## begin Input rows

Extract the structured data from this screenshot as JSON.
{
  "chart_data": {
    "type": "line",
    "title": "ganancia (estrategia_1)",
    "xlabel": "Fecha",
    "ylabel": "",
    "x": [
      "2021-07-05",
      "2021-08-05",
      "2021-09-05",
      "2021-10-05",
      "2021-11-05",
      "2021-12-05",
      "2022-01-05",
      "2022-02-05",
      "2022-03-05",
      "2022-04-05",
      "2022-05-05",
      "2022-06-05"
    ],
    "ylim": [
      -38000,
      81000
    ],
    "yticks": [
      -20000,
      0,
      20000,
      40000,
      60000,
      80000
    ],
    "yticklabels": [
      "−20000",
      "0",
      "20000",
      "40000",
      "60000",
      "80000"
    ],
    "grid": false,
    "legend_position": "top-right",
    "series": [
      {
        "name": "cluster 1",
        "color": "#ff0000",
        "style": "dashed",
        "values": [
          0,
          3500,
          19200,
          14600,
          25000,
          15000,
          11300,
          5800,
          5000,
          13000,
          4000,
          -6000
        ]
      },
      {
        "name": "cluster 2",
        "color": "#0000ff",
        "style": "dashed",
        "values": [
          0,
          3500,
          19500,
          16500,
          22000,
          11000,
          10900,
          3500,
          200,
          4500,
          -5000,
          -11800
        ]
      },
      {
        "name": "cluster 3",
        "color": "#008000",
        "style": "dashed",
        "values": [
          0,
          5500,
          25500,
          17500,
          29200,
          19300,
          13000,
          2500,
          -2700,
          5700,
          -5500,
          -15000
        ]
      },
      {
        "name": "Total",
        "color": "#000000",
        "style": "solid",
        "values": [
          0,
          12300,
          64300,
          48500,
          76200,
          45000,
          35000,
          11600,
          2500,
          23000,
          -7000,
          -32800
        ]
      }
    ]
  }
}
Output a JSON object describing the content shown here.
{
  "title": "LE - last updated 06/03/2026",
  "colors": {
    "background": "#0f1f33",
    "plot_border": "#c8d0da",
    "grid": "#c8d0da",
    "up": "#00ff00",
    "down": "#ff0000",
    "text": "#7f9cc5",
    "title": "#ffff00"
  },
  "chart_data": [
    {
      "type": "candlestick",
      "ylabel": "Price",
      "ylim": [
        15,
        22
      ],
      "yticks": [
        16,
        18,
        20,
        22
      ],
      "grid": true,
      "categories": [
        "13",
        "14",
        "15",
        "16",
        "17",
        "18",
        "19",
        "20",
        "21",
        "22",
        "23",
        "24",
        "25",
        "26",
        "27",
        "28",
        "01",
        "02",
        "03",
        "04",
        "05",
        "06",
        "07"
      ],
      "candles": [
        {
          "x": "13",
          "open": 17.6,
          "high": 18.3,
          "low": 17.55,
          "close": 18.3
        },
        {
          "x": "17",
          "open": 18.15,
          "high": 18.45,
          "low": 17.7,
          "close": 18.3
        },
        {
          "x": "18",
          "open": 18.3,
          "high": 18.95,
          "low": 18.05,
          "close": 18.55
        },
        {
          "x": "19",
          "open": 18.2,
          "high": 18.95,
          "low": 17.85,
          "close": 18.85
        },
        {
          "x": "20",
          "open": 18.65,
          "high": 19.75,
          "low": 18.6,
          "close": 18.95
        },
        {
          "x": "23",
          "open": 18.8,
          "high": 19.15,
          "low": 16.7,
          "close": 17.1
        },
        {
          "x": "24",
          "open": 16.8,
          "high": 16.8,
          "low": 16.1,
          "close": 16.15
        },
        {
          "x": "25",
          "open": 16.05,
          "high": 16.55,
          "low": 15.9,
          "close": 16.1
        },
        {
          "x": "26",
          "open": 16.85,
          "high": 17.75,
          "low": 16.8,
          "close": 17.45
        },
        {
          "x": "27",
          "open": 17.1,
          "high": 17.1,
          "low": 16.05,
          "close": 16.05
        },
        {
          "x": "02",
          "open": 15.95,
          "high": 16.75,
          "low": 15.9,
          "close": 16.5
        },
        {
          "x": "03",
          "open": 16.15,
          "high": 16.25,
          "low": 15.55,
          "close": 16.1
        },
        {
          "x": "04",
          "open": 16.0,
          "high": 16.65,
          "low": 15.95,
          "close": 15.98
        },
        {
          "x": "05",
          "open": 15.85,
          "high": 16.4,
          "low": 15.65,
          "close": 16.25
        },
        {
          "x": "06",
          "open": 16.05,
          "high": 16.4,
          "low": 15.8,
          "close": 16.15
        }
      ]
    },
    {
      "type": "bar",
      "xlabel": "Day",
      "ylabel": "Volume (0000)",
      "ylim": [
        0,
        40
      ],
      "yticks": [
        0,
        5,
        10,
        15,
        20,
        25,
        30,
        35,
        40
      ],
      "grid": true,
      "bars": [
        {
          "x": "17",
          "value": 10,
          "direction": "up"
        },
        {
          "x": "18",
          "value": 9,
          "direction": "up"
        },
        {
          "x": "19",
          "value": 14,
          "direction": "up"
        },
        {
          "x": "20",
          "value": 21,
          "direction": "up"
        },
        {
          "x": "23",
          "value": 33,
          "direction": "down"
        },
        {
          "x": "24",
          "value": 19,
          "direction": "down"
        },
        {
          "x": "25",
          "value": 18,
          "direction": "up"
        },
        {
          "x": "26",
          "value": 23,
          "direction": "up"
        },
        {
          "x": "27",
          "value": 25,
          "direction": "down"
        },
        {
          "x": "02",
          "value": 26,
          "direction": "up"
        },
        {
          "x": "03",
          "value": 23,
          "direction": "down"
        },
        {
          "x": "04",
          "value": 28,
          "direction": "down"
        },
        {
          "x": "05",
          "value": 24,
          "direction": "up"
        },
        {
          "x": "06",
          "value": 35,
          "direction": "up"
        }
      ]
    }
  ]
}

## end Input rows

What you are asked to do →
Repeat every line of the records above exactly.

Exercise response →
Extract the structured data from this screenshot as JSON.
{
  "chart_data": {
    "type": "line",
    "title": "ganancia (estrategia_1)",
    "xlabel": "Fecha",
    "ylabel": "",
    "x": [
      "2021-07-05",
      "2021-08-05",
      "2021-09-05",
      "2021-10-05",
      "2021-11-05",
      "2021-12-05",
      "2022-01-05",
      "2022-02-05",
      "2022-03-05",
      "2022-04-05",
      "2022-05-05",
      "2022-06-05"
    ],
    "ylim": [
      -38000,
      81000
    ],
    "yticks": [
      -20000,
      0,
      20000,
      40000,
      60000,
      80000
    ],
    "yticklabels": [
      "−20000",
      "0",
      "20000",
      "40000",
      "60000",
      "80000"
    ],
    "grid": false,
    "legend_position": "top-right",
    "series": [
      {
        "name": "cluster 1",
        "color": "#ff0000",
        "style": "dashed",
        "values": [
          0,
          3500,
          19200,
          14600,
          25000,
          15000,
          11300,
          5800,
          5000,
          13000,
          4000,
          -6000
        ]
      },
      {
        "name": "cluster 2",
        "color": "#0000ff",
        "style": "dashed",
        "values": [
          0,
          3500,
          19500,
          16500,
          22000,
          11000,
          10900,
          3500,
          200,
          4500,
          -5000,
          -11800
        ]
      },
      {
        "name": "cluster 3",
        "color": "#008000",
        "style": "dashed",
        "values": [
          0,
          5500,
          25500,
          17500,
          29200,
          19300,
          13000,
          2500,
          -2700,
          5700,
          -5500,
          -15000
        ]
      },
      {
        "name": "Total",
        "color": "#000000",
        "style": "solid",
        "values": [
          0,
          12300,
          64300,
          48500,
          76200,
          45000,
          35000,
          11600,
          2500,
          23000,
          -7000,
          -32800
        ]
      }
    ]
  }
}
Output a JSON object describing the content shown here.
{
  "title": "LE - last updated 06/03/2026",
  "colors": {
    "background": "#0f1f33",
    "plot_border": "#c8d0da",
    "grid": "#c8d0da",
    "up": "#00ff00",
    "down": "#ff0000",
    "text": "#7f9cc5",
    "title": "#ffff00"
  },
  "chart_data": [
    {
      "type": "candlestick",
      "ylabel": "Price",
      "ylim": [
        15,
        22
      ],
      "yticks": [
        16,
        18,
        20,
        22
      ],
      "grid": true,
      "categories": [
        "13",
        "14",
        "15",
        "16",
        "17",
        "18",
        "19",
        "20",
        "21",
        "22",
        "23",
        "24",
        "25",
        "26",
        "27",
        "28",
        "01",
        "02",
        "03",
        "04",
        "05",
        "06",
        "07"
      ],
      "candles": [
        {
          "x": "13",
          "open": 17.6,
          "high": 18.3,
          "low": 17.55,
          "close": 18.3
        },
        {
          "x": "17",
          "open": 18.15,
          "high": 18.45,
          "low": 17.7,
          "close": 18.3
        },
        {
          "x": "18",
          "open": 18.3,
          "high": 18.95,
          "low": 18.05,
          "close": 18.55
        },
        {
          "x": "19",
          "open": 18.2,
          "high": 18.95,
          "low": 17.85,
          "close": 18.85
        },
        {
          "x": "20",
          "open": 18.65,
          "high": 19.75,
          "low": 18.6,
          "close": 18.95
        },
        {
          "x": "23",
          "open": 18.8,
          "high": 19.15,
          "low": 16.7,
          "close": 17.1
        },
        {
          "x": "24",
          "open": 16.8,
          "high": 16.8,
          "low": 16.1,
          "close": 16.15
        },
        {
          "x": "25",
          "open": 16.05,
          "high": 16.55,
          "low": 15.9,
          "close": 16.1
        },
        {
          "x": "26",
          "open": 16.85,
          "high": 17.75,
          "low": 16.8,
          "close": 17.45
        },
        {
          "x": "27",
          "open": 17.1,
          "high": 17.1,
          "low": 16.05,
          "close": 16.05
        },
        {
          "x": "02",
          "open": 15.95,
          "high": 16.75,
          "low": 15.9,
          "close": 16.5
        },
        {
          "x": "03",
          "open": 16.15,
          "high": 16.25,
          "low": 15.55,
          "close": 16.1
        },
        {
          "x": "04",
          "open": 16.0,
          "high": 16.65,
          "low": 15.95,
          "close": 15.98
        },
        {
          "x": "05",
          "open": 15.85,
          "high": 16.4,
          "low": 15.65,
          "close": 16.25
        },
        {
          "x": "06",
          "open": 16.05,
          "high": 16.4,
          "low": 15.8,
          "close": 16.15
        }
      ]
    },
    {
      "type": "bar",
      "xlabel": "Day",
      "ylabel": "Volume (0000)",
      "ylim": [
        0,
        40
      ],
      "yticks": [
        0,
        5,
        10,
        15,
        20,
        25,
        30,
        35,
        40
      ],
      "grid": true,
      "bars": [
        {
          "x": "17",
          "value": 10,
          "direction": "up"
        },
        {
          "x": "18",
          "value": 9,
          "direction": "up"
        },
        {
          "x": "19",
          "value": 14,
          "direction": "up"
        },
        {
          "x": "20",
          "value": 21,
          "direction": "up"
        },
        {
          "x": "23",
          "value": 33,
          "direction": "down"
        },
        {
          "x": "24",
          "value": 19,
          "direction": "down"
        },
        {
          "x": "25",
          "value": 18,
          "direction": "up"
        },
        {
          "x": "26",
          "value": 23,
          "direction": "up"
        },
        {
          "x": "27",
          "value": 25,
          "direction": "down"
        },
        {
          "x": "02",
          "value": 26,
          "direction": "up"
        },
        {
          "x": "03",
          "value": 23,
          "direction": "down"
        },
        {
          "x": "04",
          "value": 28,
          "direction": "down"
        },
        {
          "x": "05",
          "value": 24,
          "direction": "up"
        },
        {
          "x": "06",
          "value": 35,
          "direction": "up"
        }
      ]
    }
  ]
}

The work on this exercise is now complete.